**Dataset items**

--- Begin ---

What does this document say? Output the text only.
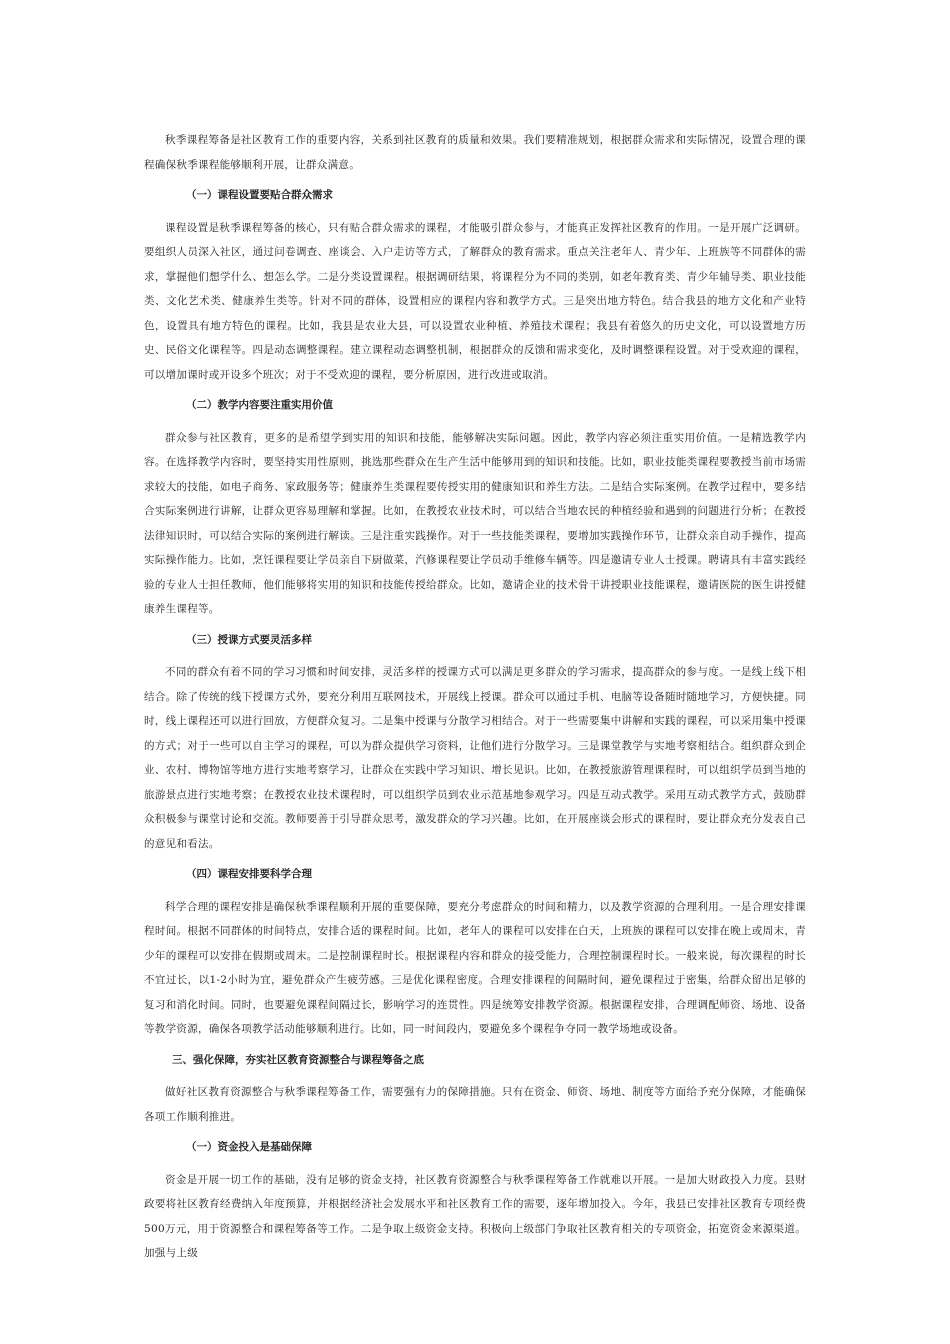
秋季课程筹备是社区教育工作的重要内容，关系到社区教育的质量和效果。我们要精准规划，根据群众需求和实际情况，设置合理的课程确保秋季课程能够顺利开展，让群众满意。

（一）课程设置要贴合群众需求

课程设置是秋季课程筹备的核心，只有贴合群众需求的课程，才能吸引群众参与，才能真正发挥社区教育的作用。一是开展广泛调研。要组织人员深入社区，通过问卷调查、座谈会、入户走访等方式，了解群众的教育需求。重点关注老年人、青少年、上班族等不同群体的需求，掌握他们想学什么、想怎么学。二是分类设置课程。根据调研结果，将课程分为不同的类别，如老年教育类、青少年辅导类、职业技能类、文化艺术类、健康养生类等。针对不同的群体，设置相应的课程内容和教学方式。三是突出地方特色。结合我县的地方文化和产业特色，设置具有地方特色的课程。比如，我县是农业大县，可以设置农业种植、养殖技术课程；我县有着悠久的历史文化，可以设置地方历史、民俗文化课程等。四是动态调整课程。建立课程动态调整机制，根据群众的反馈和需求变化，及时调整课程设置。对于受欢迎的课程，可以增加课时或开设多个班次；对于不受欢迎的课程，要分析原因，进行改进或取消。

（二）教学内容要注重实用价值

群众参与社区教育，更多的是希望学到实用的知识和技能，能够解决实际问题。因此，教学内容必须注重实用价值。一是精选教学内容。在选择教学内容时，要坚持实用性原则，挑选那些群众在生产生活中能够用到的知识和技能。比如，职业技能类课程要教授当前市场需求较大的技能，如电子商务、家政服务等；健康养生类课程要传授实用的健康知识和养生方法。二是结合实际案例。在教学过程中，要多结合实际案例进行讲解，让群众更容易理解和掌握。比如，在教授农业技术时，可以结合当地农民的种植经验和遇到的问题进行分析；在教授法律知识时，可以结合实际的案例进行解读。三是注重实践操作。对于一些技能类课程，要增加实践操作环节，让群众亲自动手操作，提高实际操作能力。比如，烹饪课程要让学员亲自下厨做菜，汽修课程要让学员动手维修车辆等。四是邀请专业人士授课。聘请具有丰富实践经验的专业人士担任教师，他们能够将实用的知识和技能传授给群众。比如，邀请企业的技术骨干讲授职业技能课程，邀请医院的医生讲授健康养生课程等。

（三）授课方式要灵活多样

不同的群众有着不同的学习习惯和时间安排，灵活多样的授课方式可以满足更多群众的学习需求，提高群众的参与度。一是线上线下相结合。除了传统的线下授课方式外，要充分利用互联网技术，开展线上授课。群众可以通过手机、电脑等设备随时随地学习，方便快捷。同时，线上课程还可以进行回放，方便群众复习。二是集中授课与分散学习相结合。对于一些需要集中讲解和实践的课程，可以采用集中授课的方式；对于一些可以自主学习的课程，可以为群众提供学习资料，让他们进行分散学习。三是课堂教学与实地考察相结合。组织群众到企业、农村、博物馆等地方进行实地考察学习，让群众在实践中学习知识、增长见识。比如，在教授旅游管理课程时，可以组织学员到当地的旅游景点进行实地考察；在教授农业技术课程时，可以组织学员到农业示范基地参观学习。四是互动式教学。采用互动式教学方式，鼓励群众积极参与课堂讨论和交流。教师要善于引导群众思考，激发群众的学习兴趣。比如，在开展座谈会形式的课程时，要让群众充分发表自己的意见和看法。

（四）课程安排要科学合理

科学合理的课程安排是确保秋季课程顺利开展的重要保障，要充分考虑群众的时间和精力，以及教学资源的合理利用。一是合理安排课程时间。根据不同群体的时间特点，安排合适的课程时间。比如，老年人的课程可以安排在白天，上班族的课程可以安排在晚上或周末，青少年的课程可以安排在假期或周末。二是控制课程时长。根据课程内容和群众的接受能力，合理控制课程时长。一般来说，每次课程的时长不宜过长，以1-2小时为宜，避免群众产生疲劳感。三是优化课程密度。合理安排课程的间隔时间，避免课程过于密集，给群众留出足够的复习和消化时间。同时，也要避免课程间隔过长，影响学习的连贯性。四是统筹安排教学资源。根据课程安排，合理调配师资、场地、设备等教学资源，确保各项教学活动能够顺利进行。比如，同一时间段内，要避免多个课程争夺同一教学场地或设备。

三、强化保障，夯实社区教育资源整合与课程筹备之底

做好社区教育资源整合与秋季课程筹备工作，需要强有力的保障措施。只有在资金、师资、场地、制度等方面给予充分保障，才能确保各项工作顺利推进。

（一）资金投入是基础保障

资金是开展一切工作的基础，没有足够的资金支持，社区教育资源整合与秋季课程筹备工作就难以开展。一是加大财政投入力度。县财政要将社区教育经费纳入年度预算，并根据经济社会发展水平和社区教育工作的需要，逐年增加投入。今年，我县已安排社区教育专项经费500万元，用于资源整合和课程筹备等工作。二是争取上级资金支持。积极向上级部门争取社区教育相关的专项资金，拓宽资金来源渠道。加强与上级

--- End ---

**TASK STATEMENT**
Print the complete listing exactly as it stands, without its pictures.

**SOLUTION BELOW**
What does this document say? Output the text only.
秋季课程筹备是社区教育工作的重要内容，关系到社区教育的质量和效果。我们要精准规划，根据群众需求和实际情况，设置合理的课程确保秋季课程能够顺利开展，让群众满意。

（一）课程设置要贴合群众需求

课程设置是秋季课程筹备的核心，只有贴合群众需求的课程，才能吸引群众参与，才能真正发挥社区教育的作用。一是开展广泛调研。要组织人员深入社区，通过问卷调查、座谈会、入户走访等方式，了解群众的教育需求。重点关注老年人、青少年、上班族等不同群体的需求，掌握他们想学什么、想怎么学。二是分类设置课程。根据调研结果，将课程分为不同的类别，如老年教育类、青少年辅导类、职业技能类、文化艺术类、健康养生类等。针对不同的群体，设置相应的课程内容和教学方式。三是突出地方特色。结合我县的地方文化和产业特色，设置具有地方特色的课程。比如，我县是农业大县，可以设置农业种植、养殖技术课程；我县有着悠久的历史文化，可以设置地方历史、民俗文化课程等。四是动态调整课程。建立课程动态调整机制，根据群众的反馈和需求变化，及时调整课程设置。对于受欢迎的课程，可以增加课时或开设多个班次；对于不受欢迎的课程，要分析原因，进行改进或取消。

（二）教学内容要注重实用价值

群众参与社区教育，更多的是希望学到实用的知识和技能，能够解决实际问题。因此，教学内容必须注重实用价值。一是精选教学内容。在选择教学内容时，要坚持实用性原则，挑选那些群众在生产生活中能够用到的知识和技能。比如，职业技能类课程要教授当前市场需求较大的技能，如电子商务、家政服务等；健康养生类课程要传授实用的健康知识和养生方法。二是结合实际案例。在教学过程中，要多结合实际案例进行讲解，让群众更容易理解和掌握。比如，在教授农业技术时，可以结合当地农民的种植经验和遇到的问题进行分析；在教授法律知识时，可以结合实际的案例进行解读。三是注重实践操作。对于一些技能类课程，要增加实践操作环节，让群众亲自动手操作，提高实际操作能力。比如，烹饪课程要让学员亲自下厨做菜，汽修课程要让学员动手维修车辆等。四是邀请专业人士授课。聘请具有丰富实践经验的专业人士担任教师，他们能够将实用的知识和技能传授给群众。比如，邀请企业的技术骨干讲授职业技能课程，邀请医院的医生讲授健康养生课程等。

（三）授课方式要灵活多样

不同的群众有着不同的学习习惯和时间安排，灵活多样的授课方式可以满足更多群众的学习需求，提高群众的参与度。一是线上线下相结合。除了传统的线下授课方式外，要充分利用互联网技术，开展线上授课。群众可以通过手机、电脑等设备随时随地学习，方便快捷。同时，线上课程还可以进行回放，方便群众复习。二是集中授课与分散学习相结合。对于一些需要集中讲解和实践的课程，可以采用集中授课的方式；对于一些可以自主学习的课程，可以为群众提供学习资料，让他们进行分散学习。三是课堂教学与实地考察相结合。组织群众到企业、农村、博物馆等地方进行实地考察学习，让群众在实践中学习知识、增长见识。比如，在教授旅游管理课程时，可以组织学员到当地的旅游景点进行实地考察；在教授农业技术课程时，可以组织学员到农业示范基地参观学习。四是互动式教学。采用互动式教学方式，鼓励群众积极参与课堂讨论和交流。教师要善于引导群众思考，激发群众的学习兴趣。比如，在开展座谈会形式的课程时，要让群众充分发表自己的意见和看法。

（四）课程安排要科学合理

科学合理的课程安排是确保秋季课程顺利开展的重要保障，要充分考虑群众的时间和精力，以及教学资源的合理利用。一是合理安排课程时间。根据不同群体的时间特点，安排合适的课程时间。比如，老年人的课程可以安排在白天，上班族的课程可以安排在晚上或周末，青少年的课程可以安排在假期或周末。二是控制课程时长。根据课程内容和群众的接受能力，合理控制课程时长。一般来说，每次课程的时长不宜过长，以1-2小时为宜，避免群众产生疲劳感。三是优化课程密度。合理安排课程的间隔时间，避免课程过于密集，给群众留出足够的复习和消化时间。同时，也要避免课程间隔过长，影响学习的连贯性。四是统筹安排教学资源。根据课程安排，合理调配师资、场地、设备等教学资源，确保各项教学活动能够顺利进行。比如，同一时间段内，要避免多个课程争夺同一教学场地或设备。

三、强化保障，夯实社区教育资源整合与课程筹备之底

做好社区教育资源整合与秋季课程筹备工作，需要强有力的保障措施。只有在资金、师资、场地、制度等方面给予充分保障，才能确保各项工作顺利推进。

（一）资金投入是基础保障

资金是开展一切工作的基础，没有足够的资金支持，社区教育资源整合与秋季课程筹备工作就难以开展。一是加大财政投入力度。县财政要将社区教育经费纳入年度预算，并根据经济社会发展水平和社区教育工作的需要，逐年增加投入。今年，我县已安排社区教育专项经费500万元，用于资源整合和课程筹备等工作。二是争取上级资金支持。积极向上级部门争取社区教育相关的专项资金，拓宽资金来源渠道。加强与上级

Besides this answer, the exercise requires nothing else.